▶ _What you need to do_
Pictures stay out; everything else in the records below is copied exactly.

═════ Given information ═════

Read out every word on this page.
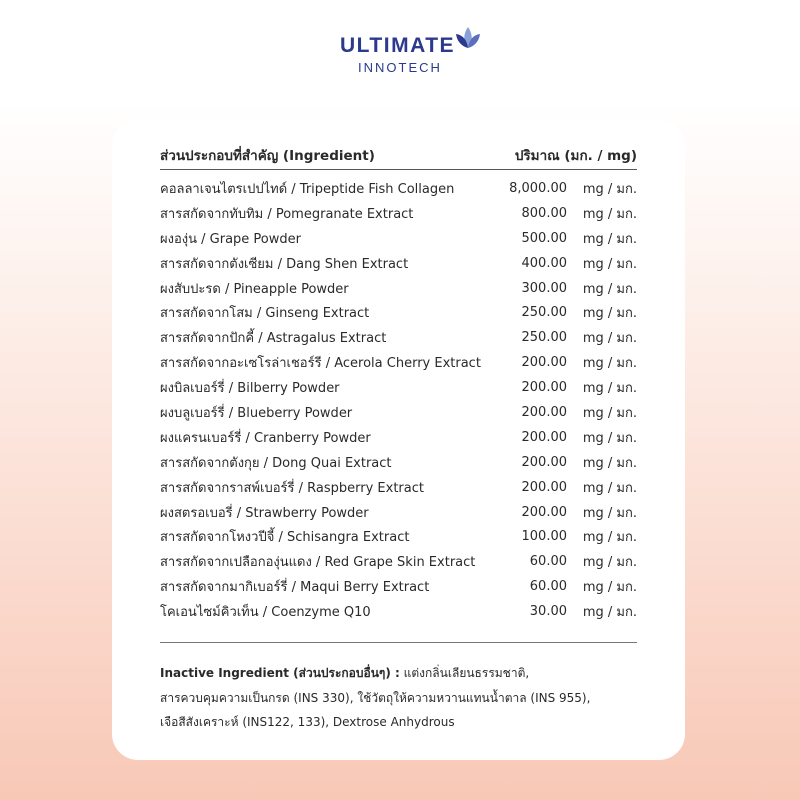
ULTIMATE
INNOTECH
ส่วนประกอบที่สำคัญ (Ingredient)	ปริมาณ (มก. / mg)
คอลลาเจนไตรเปปไทด์ / Tripeptide Fish Collagen	8,000.00	mg / มก.
สารสกัดจากทับทิม / Pomegranate Extract	800.00	mg / มก.
ผงองุ่น / Grape Powder	500.00	mg / มก.
สารสกัดจากตังเซียม / Dang Shen Extract	400.00	mg / มก.
ผงสับปะรด / Pineapple Powder	300.00	mg / มก.
สารสกัดจากโสม / Ginseng Extract	250.00	mg / มก.
สารสกัดจากปักคี้ / Astragalus Extract	250.00	mg / มก.
สารสกัดจากอะเซโรล่าเชอร์รี / Acerola Cherry Extract	200.00	mg / มก.
ผงบิลเบอร์รี่ / Bilberry Powder	200.00	mg / มก.
ผงบลูเบอร์รี่ / Blueberry Powder	200.00	mg / มก.
ผงแครนเบอร์รี่ / Cranberry Powder	200.00	mg / มก.
สารสกัดจากตังกุย / Dong Quai Extract	200.00	mg / มก.
สารสกัดจากราสพ์เบอร์รี่ / Raspberry Extract	200.00	mg / มก.
ผงสตรอเบอรี่ / Strawberry Powder	200.00	mg / มก.
สารสกัดจากโหงวปีจี้ / Schisangra Extract	100.00	mg / มก.
สารสกัดจากเปลือกองุ่นแดง / Red Grape Skin Extract	60.00	mg / มก.
สารสกัดจากมากิเบอร์รี่ / Maqui Berry Extract	60.00	mg / มก.
โคเอนไซม์คิวเท็น / Coenzyme Q10	30.00	mg / มก.
Inactive Ingredient (ส่วนประกอบอื่นๆ) : แต่งกลิ่นเลียนธรรมชาติ,
สารควบคุมความเป็นกรด (INS 330), ใช้วัตถุให้ความหวานแทนน้ำตาล (INS 955),
เจือสีสังเคราะห์ (INS122, 133), Dextrose Anhydrous
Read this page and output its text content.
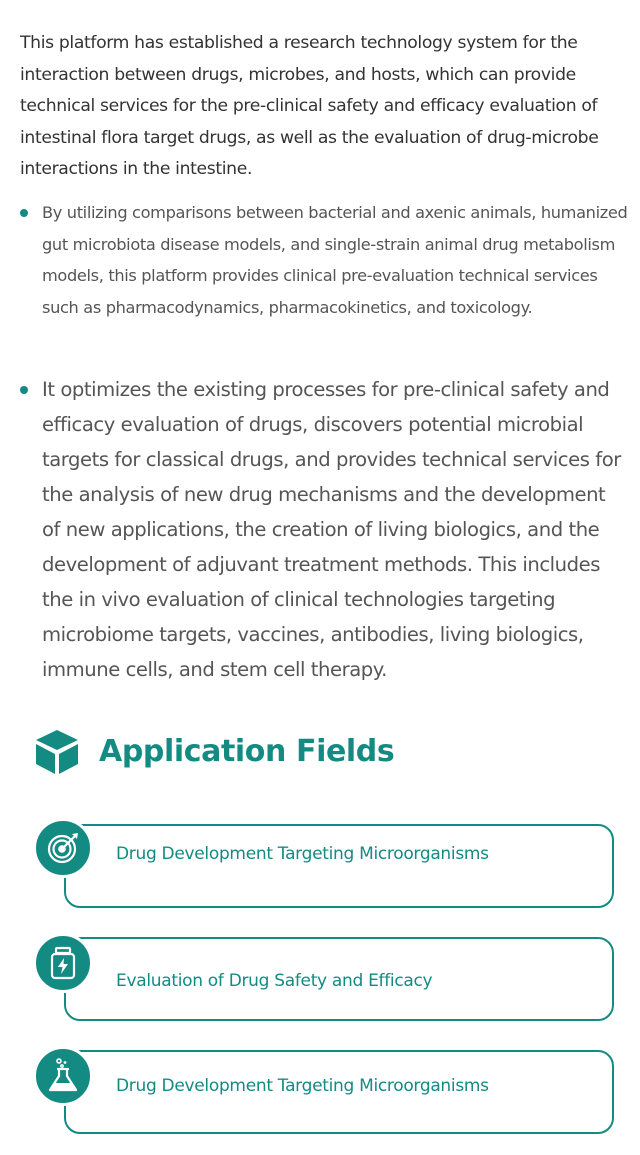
This platform has established a research technology system for the interaction between drugs, microbes, and hosts, which can provide technical services for the pre-clinical safety and efficacy evaluation of intestinal flora target drugs, as well as the evaluation of drug-microbe interactions in the intestine.

By utilizing comparisons between bacterial and axenic animals, humanized gut microbiota disease models, and single-strain animal drug metabolism models, this platform provides clinical pre-evaluation technical services such as pharmacodynamics, pharmacokinetics, and toxicology.
It optimizes the existing processes for pre-clinical safety and efficacy evaluation of drugs, discovers potential microbial targets for classical drugs, and provides technical services for the analysis of new drug mechanisms and the development of new applications, the creation of living biologics, and the development of adjuvant treatment methods. This includes the in vivo evaluation of clinical technologies targeting microbiome targets, vaccines, antibodies, living biologics, immune cells, and stem cell therapy.
Application Fields
Drug Development Targeting Microorganisms
Evaluation of Drug Safety and Efficacy
Drug Development Targeting Microorganisms
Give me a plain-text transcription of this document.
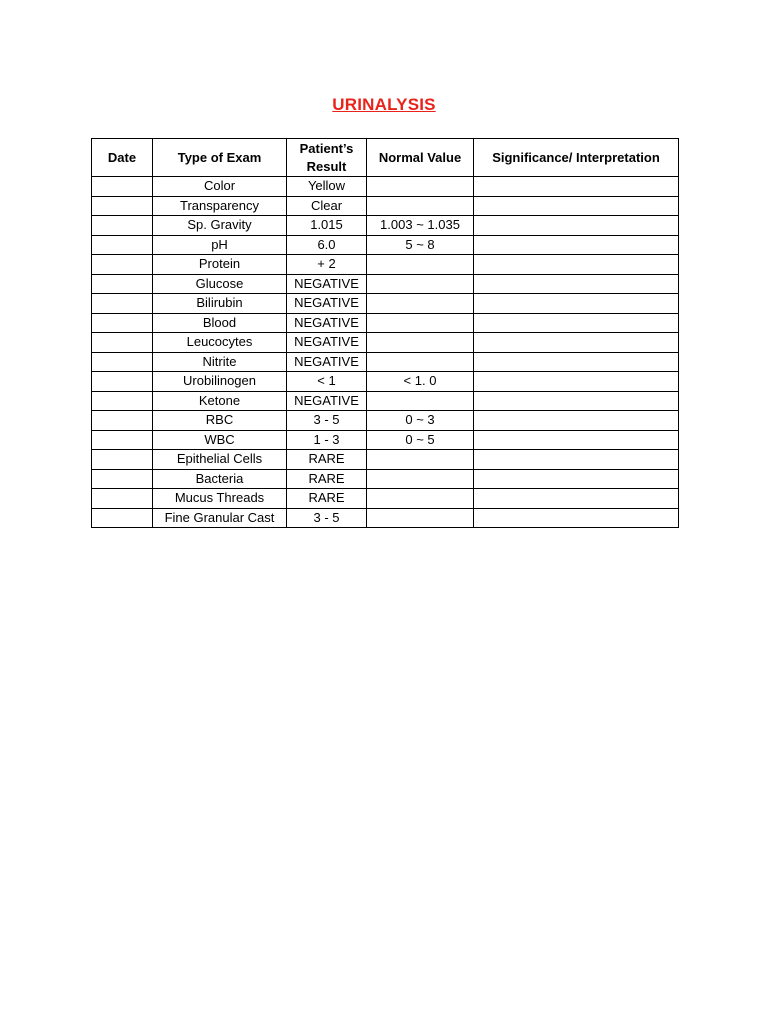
URINALYSIS
Date	Type of Exam	Patient’s Result	Normal Value	Significance/ Interpretation
	Color	Yellow		
	Transparency	Clear		
	Sp. Gravity	1.015	1.003 ~ 1.035	
	pH	6.0	5 ~ 8	
	Protein	+ 2		
	Glucose	NEGATIVE		
	Bilirubin	NEGATIVE		
	Blood	NEGATIVE		
	Leucocytes	NEGATIVE		
	Nitrite	NEGATIVE		
	Urobilinogen	< 1	< 1. 0	
	Ketone	NEGATIVE		
	RBC	3 - 5	0 ~ 3	
	WBC	1 - 3	0 ~ 5	
	Epithelial Cells	RARE		
	Bacteria	RARE		
	Mucus Threads	RARE		
	Fine Granular Cast	3 - 5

═════

▶ _Reply to the exercise_
Read out every word on this page.
ULTIMATE
INNOTECH
ส่วนประกอบที่สำคัญ (Ingredient)	ปริมาณ (มก. / mg)
คอลลาเจนไตรเปปไทด์ / Tripeptide Fish Collagen	8,000.00	mg / มก.
สารสกัดจากทับทิม / Pomegranate Extract	800.00	mg / มก.
ผงองุ่น / Grape Powder	500.00	mg / มก.
สารสกัดจากตังเซียม / Dang Shen Extract	400.00	mg / มก.
ผงสับปะรด / Pineapple Powder	300.00	mg / มก.
สารสกัดจากโสม / Ginseng Extract	250.00	mg / มก.
สารสกัดจากปักคี้ / Astragalus Extract	250.00	mg / มก.
สารสกัดจากอะเซโรล่าเชอร์รี / Acerola Cherry Extract	200.00	mg / มก.
ผงบิลเบอร์รี่ / Bilberry Powder	200.00	mg / มก.
ผงบลูเบอร์รี่ / Blueberry Powder	200.00	mg / มก.
ผงแครนเบอร์รี่ / Cranberry Powder	200.00	mg / มก.
สารสกัดจากตังกุย / Dong Quai Extract	200.00	mg / มก.
สารสกัดจากราสพ์เบอร์รี่ / Raspberry Extract	200.00	mg / มก.
ผงสตรอเบอรี่ / Strawberry Powder	200.00	mg / มก.
สารสกัดจากโหงวปีจี้ / Schisangra Extract	100.00	mg / มก.
สารสกัดจากเปลือกองุ่นแดง / Red Grape Skin Extract	60.00	mg / มก.
สารสกัดจากมากิเบอร์รี่ / Maqui Berry Extract	60.00	mg / มก.
โคเอนไซม์คิวเท็น / Coenzyme Q10	30.00	mg / มก.
Inactive Ingredient (ส่วนประกอบอื่นๆ) : แต่งกลิ่นเลียนธรรมชาติ,
สารควบคุมความเป็นกรด (INS 330), ใช้วัตถุให้ความหวานแทนน้ำตาล (INS 955),
เจือสีสังเคราะห์ (INS122, 133), Dextrose Anhydrous
Read this page and output its text content.
This platform has established a research technology system for the interaction between drugs, microbes, and hosts, which can provide technical services for the pre-clinical safety and efficacy evaluation of intestinal flora target drugs, as well as the evaluation of drug-microbe interactions in the intestine.

By utilizing comparisons between bacterial and axenic animals, humanized gut microbiota disease models, and single-strain animal drug metabolism models, this platform provides clinical pre-evaluation technical services such as pharmacodynamics, pharmacokinetics, and toxicology.
It optimizes the existing processes for pre-clinical safety and efficacy evaluation of drugs, discovers potential microbial targets for classical drugs, and provides technical services for the analysis of new drug mechanisms and the development of new applications, the creation of living biologics, and the development of adjuvant treatment methods. This includes the in vivo evaluation of clinical technologies targeting microbiome targets, vaccines, antibodies, living biologics, immune cells, and stem cell therapy.
Application Fields
Drug Development Targeting Microorganisms
Evaluation of Drug Safety and Efficacy
Drug Development Targeting Microorganisms
Give me a plain-text transcription of this document.
URINALYSIS
Date	Type of Exam	Patient’s Result	Normal Value	Significance/ Interpretation
	Color	Yellow		
	Transparency	Clear		
	Sp. Gravity	1.015	1.003 ~ 1.035	
	pH	6.0	5 ~ 8	
	Protein	+ 2		
	Glucose	NEGATIVE		
	Bilirubin	NEGATIVE		
	Blood	NEGATIVE		
	Leucocytes	NEGATIVE		
	Nitrite	NEGATIVE		
	Urobilinogen	< 1	< 1. 0	
	Ketone	NEGATIVE		
	RBC	3 - 5	0 ~ 3	
	WBC	1 - 3	0 ~ 5	
	Epithelial Cells	RARE		
	Bacteria	RARE		
	Mucus Threads	RARE		
	Fine Granular Cast	3 - 5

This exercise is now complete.